Problem requirements
Will you output all of the data below exactly, omitting the images?

Material for this exercise

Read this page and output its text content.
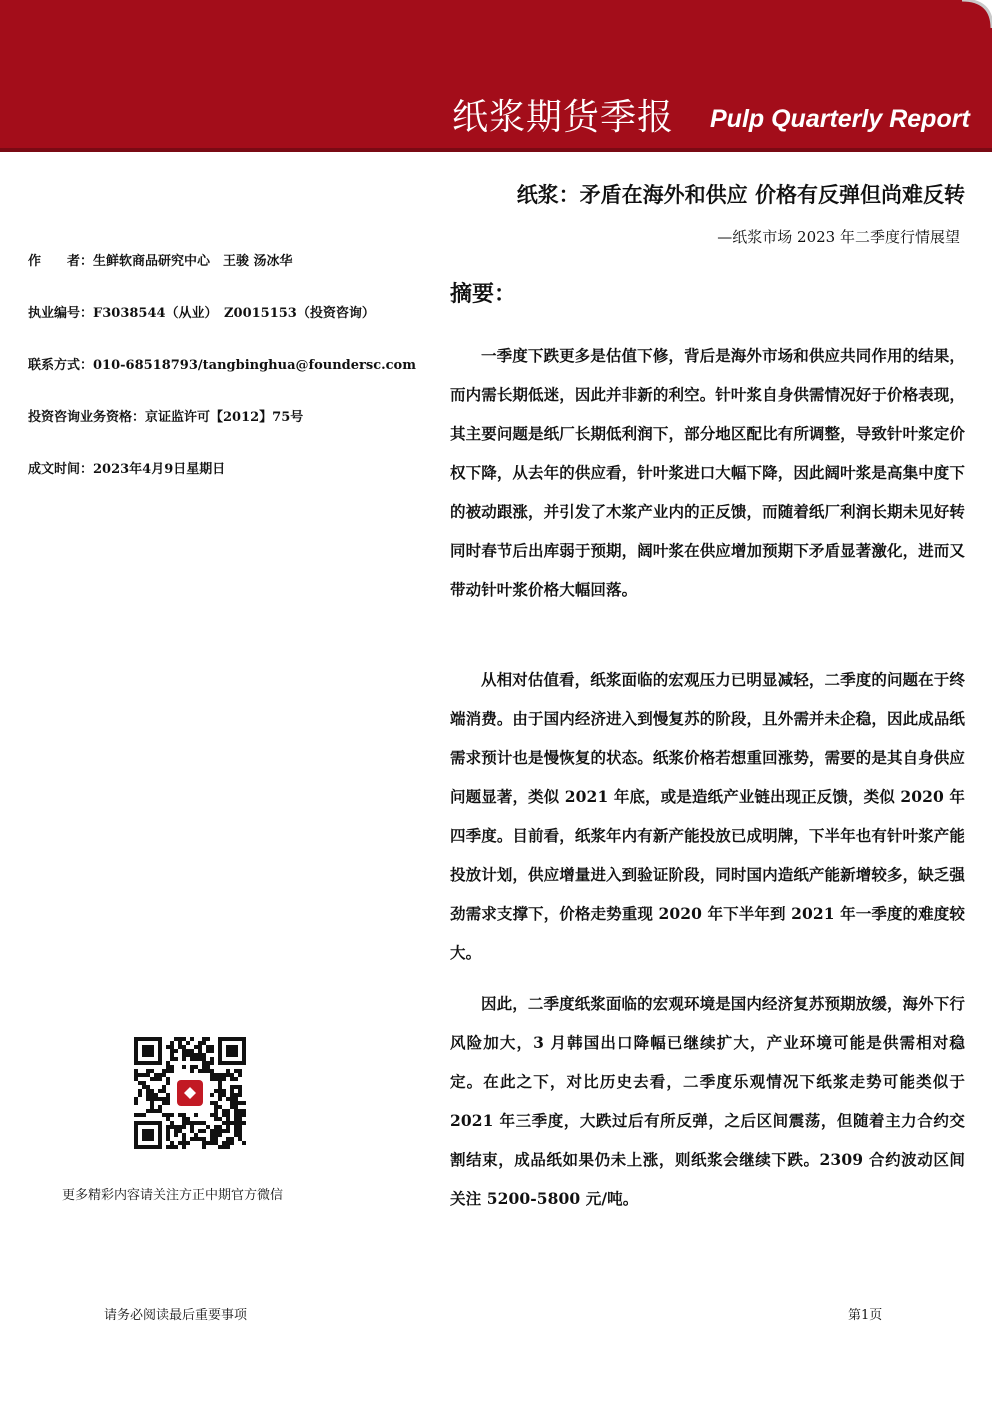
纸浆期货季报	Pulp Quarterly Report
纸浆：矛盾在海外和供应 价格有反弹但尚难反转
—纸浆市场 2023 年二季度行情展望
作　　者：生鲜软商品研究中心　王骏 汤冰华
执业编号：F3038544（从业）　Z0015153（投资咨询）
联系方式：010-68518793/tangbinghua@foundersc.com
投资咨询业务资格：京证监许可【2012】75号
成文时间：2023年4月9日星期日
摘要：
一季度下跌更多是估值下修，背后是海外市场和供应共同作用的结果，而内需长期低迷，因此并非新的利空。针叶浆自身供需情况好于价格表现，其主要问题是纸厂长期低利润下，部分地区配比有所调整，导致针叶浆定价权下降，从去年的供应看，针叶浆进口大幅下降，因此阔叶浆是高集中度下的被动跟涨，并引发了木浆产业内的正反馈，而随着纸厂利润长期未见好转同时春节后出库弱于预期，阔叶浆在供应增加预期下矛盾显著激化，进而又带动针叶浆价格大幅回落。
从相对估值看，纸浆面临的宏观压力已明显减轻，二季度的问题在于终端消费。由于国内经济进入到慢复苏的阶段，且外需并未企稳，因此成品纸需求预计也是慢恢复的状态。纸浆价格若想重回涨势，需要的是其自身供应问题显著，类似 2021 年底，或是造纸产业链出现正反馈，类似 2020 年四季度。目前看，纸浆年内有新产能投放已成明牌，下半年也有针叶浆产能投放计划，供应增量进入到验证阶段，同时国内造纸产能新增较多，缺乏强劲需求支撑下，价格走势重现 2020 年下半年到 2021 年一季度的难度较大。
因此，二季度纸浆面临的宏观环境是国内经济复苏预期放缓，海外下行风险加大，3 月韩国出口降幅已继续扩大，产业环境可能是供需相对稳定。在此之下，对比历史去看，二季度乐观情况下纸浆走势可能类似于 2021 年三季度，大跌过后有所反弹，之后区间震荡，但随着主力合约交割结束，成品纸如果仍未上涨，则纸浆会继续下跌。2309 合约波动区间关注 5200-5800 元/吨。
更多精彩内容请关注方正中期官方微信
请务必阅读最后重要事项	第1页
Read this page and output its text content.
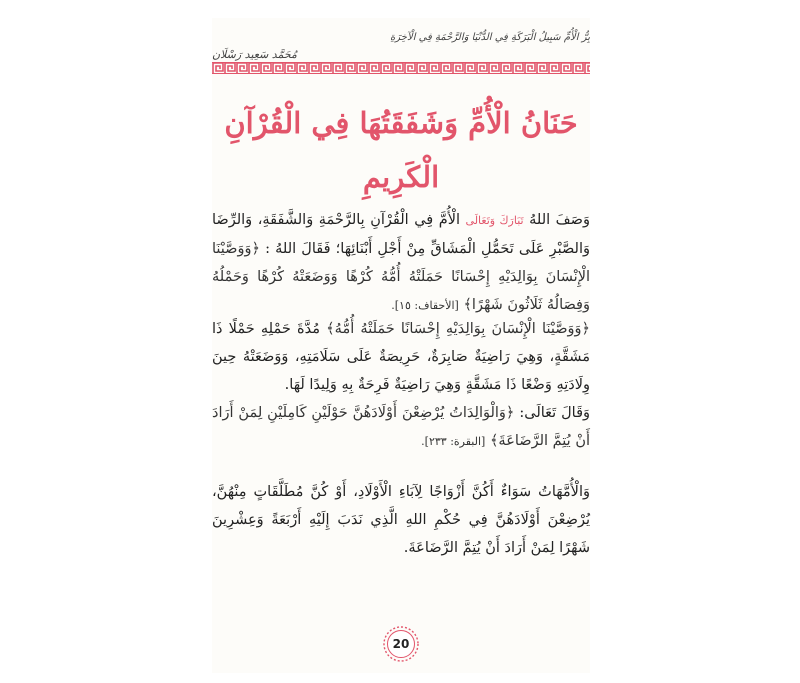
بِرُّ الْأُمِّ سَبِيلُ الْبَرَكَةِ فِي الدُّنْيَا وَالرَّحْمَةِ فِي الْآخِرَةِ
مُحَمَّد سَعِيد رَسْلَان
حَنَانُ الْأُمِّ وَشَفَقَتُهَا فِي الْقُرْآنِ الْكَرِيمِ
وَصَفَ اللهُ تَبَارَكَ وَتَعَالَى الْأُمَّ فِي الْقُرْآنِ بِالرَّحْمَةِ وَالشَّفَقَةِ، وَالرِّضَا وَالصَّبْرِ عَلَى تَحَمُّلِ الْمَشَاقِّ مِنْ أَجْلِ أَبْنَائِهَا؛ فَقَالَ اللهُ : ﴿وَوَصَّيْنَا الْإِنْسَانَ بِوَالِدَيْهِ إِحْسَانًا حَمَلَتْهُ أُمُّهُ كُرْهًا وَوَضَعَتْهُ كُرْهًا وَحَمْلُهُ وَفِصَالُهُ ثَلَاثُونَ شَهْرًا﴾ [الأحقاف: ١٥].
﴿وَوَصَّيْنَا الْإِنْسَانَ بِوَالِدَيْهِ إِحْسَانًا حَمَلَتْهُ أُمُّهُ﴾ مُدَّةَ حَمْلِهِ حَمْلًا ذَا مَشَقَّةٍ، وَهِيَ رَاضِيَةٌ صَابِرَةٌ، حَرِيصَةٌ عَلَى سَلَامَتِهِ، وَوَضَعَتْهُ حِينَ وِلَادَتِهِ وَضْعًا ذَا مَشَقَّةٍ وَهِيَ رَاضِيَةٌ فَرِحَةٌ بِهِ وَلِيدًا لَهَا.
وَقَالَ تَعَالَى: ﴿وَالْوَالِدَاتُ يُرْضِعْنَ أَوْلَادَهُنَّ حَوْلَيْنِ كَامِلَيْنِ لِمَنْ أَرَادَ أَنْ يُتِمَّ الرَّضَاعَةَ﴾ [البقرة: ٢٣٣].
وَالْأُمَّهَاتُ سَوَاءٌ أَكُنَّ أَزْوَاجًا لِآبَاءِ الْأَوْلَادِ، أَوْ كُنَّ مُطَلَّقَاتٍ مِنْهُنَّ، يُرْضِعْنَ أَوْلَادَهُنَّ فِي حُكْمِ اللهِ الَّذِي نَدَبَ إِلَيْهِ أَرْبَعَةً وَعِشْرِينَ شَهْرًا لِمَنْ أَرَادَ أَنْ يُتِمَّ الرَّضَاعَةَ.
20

Written response
Read this page and output its text content.
纸浆期货季报	Pulp Quarterly Report
纸浆：矛盾在海外和供应 价格有反弹但尚难反转
—纸浆市场 2023 年二季度行情展望
作　　者：生鲜软商品研究中心　王骏 汤冰华
执业编号：F3038544（从业）　Z0015153（投资咨询）
联系方式：010-68518793/tangbinghua@foundersc.com
投资咨询业务资格：京证监许可【2012】75号
成文时间：2023年4月9日星期日
摘要：
一季度下跌更多是估值下修，背后是海外市场和供应共同作用的结果，而内需长期低迷，因此并非新的利空。针叶浆自身供需情况好于价格表现，其主要问题是纸厂长期低利润下，部分地区配比有所调整，导致针叶浆定价权下降，从去年的供应看，针叶浆进口大幅下降，因此阔叶浆是高集中度下的被动跟涨，并引发了木浆产业内的正反馈，而随着纸厂利润长期未见好转同时春节后出库弱于预期，阔叶浆在供应增加预期下矛盾显著激化，进而又带动针叶浆价格大幅回落。
从相对估值看，纸浆面临的宏观压力已明显减轻，二季度的问题在于终端消费。由于国内经济进入到慢复苏的阶段，且外需并未企稳，因此成品纸需求预计也是慢恢复的状态。纸浆价格若想重回涨势，需要的是其自身供应问题显著，类似 2021 年底，或是造纸产业链出现正反馈，类似 2020 年四季度。目前看，纸浆年内有新产能投放已成明牌，下半年也有针叶浆产能投放计划，供应增量进入到验证阶段，同时国内造纸产能新增较多，缺乏强劲需求支撑下，价格走势重现 2020 年下半年到 2021 年一季度的难度较大。
因此，二季度纸浆面临的宏观环境是国内经济复苏预期放缓，海外下行风险加大，3 月韩国出口降幅已继续扩大，产业环境可能是供需相对稳定。在此之下，对比历史去看，二季度乐观情况下纸浆走势可能类似于 2021 年三季度，大跌过后有所反弹，之后区间震荡，但随着主力合约交割结束，成品纸如果仍未上涨，则纸浆会继续下跌。2309 合约波动区间关注 5200-5800 元/吨。
更多精彩内容请关注方正中期官方微信
请务必阅读最后重要事项	第1页
Read this page and output its text content.
بِرُّ الْأُمِّ سَبِيلُ الْبَرَكَةِ فِي الدُّنْيَا وَالرَّحْمَةِ فِي الْآخِرَةِ
مُحَمَّد سَعِيد رَسْلَان
حَنَانُ الْأُمِّ وَشَفَقَتُهَا فِي الْقُرْآنِ الْكَرِيمِ
وَصَفَ اللهُ تَبَارَكَ وَتَعَالَى الْأُمَّ فِي الْقُرْآنِ بِالرَّحْمَةِ وَالشَّفَقَةِ، وَالرِّضَا وَالصَّبْرِ عَلَى تَحَمُّلِ الْمَشَاقِّ مِنْ أَجْلِ أَبْنَائِهَا؛ فَقَالَ اللهُ : ﴿وَوَصَّيْنَا الْإِنْسَانَ بِوَالِدَيْهِ إِحْسَانًا حَمَلَتْهُ أُمُّهُ كُرْهًا وَوَضَعَتْهُ كُرْهًا وَحَمْلُهُ وَفِصَالُهُ ثَلَاثُونَ شَهْرًا﴾ [الأحقاف: ١٥].
﴿وَوَصَّيْنَا الْإِنْسَانَ بِوَالِدَيْهِ إِحْسَانًا حَمَلَتْهُ أُمُّهُ﴾ مُدَّةَ حَمْلِهِ حَمْلًا ذَا مَشَقَّةٍ، وَهِيَ رَاضِيَةٌ صَابِرَةٌ، حَرِيصَةٌ عَلَى سَلَامَتِهِ، وَوَضَعَتْهُ حِينَ وِلَادَتِهِ وَضْعًا ذَا مَشَقَّةٍ وَهِيَ رَاضِيَةٌ فَرِحَةٌ بِهِ وَلِيدًا لَهَا.
وَقَالَ تَعَالَى: ﴿وَالْوَالِدَاتُ يُرْضِعْنَ أَوْلَادَهُنَّ حَوْلَيْنِ كَامِلَيْنِ لِمَنْ أَرَادَ أَنْ يُتِمَّ الرَّضَاعَةَ﴾ [البقرة: ٢٣٣].
وَالْأُمَّهَاتُ سَوَاءٌ أَكُنَّ أَزْوَاجًا لِآبَاءِ الْأَوْلَادِ، أَوْ كُنَّ مُطَلَّقَاتٍ مِنْهُنَّ، يُرْضِعْنَ أَوْلَادَهُنَّ فِي حُكْمِ اللهِ الَّذِي نَدَبَ إِلَيْهِ أَرْبَعَةً وَعِشْرِينَ شَهْرًا لِمَنْ أَرَادَ أَنْ يُتِمَّ الرَّضَاعَةَ.
20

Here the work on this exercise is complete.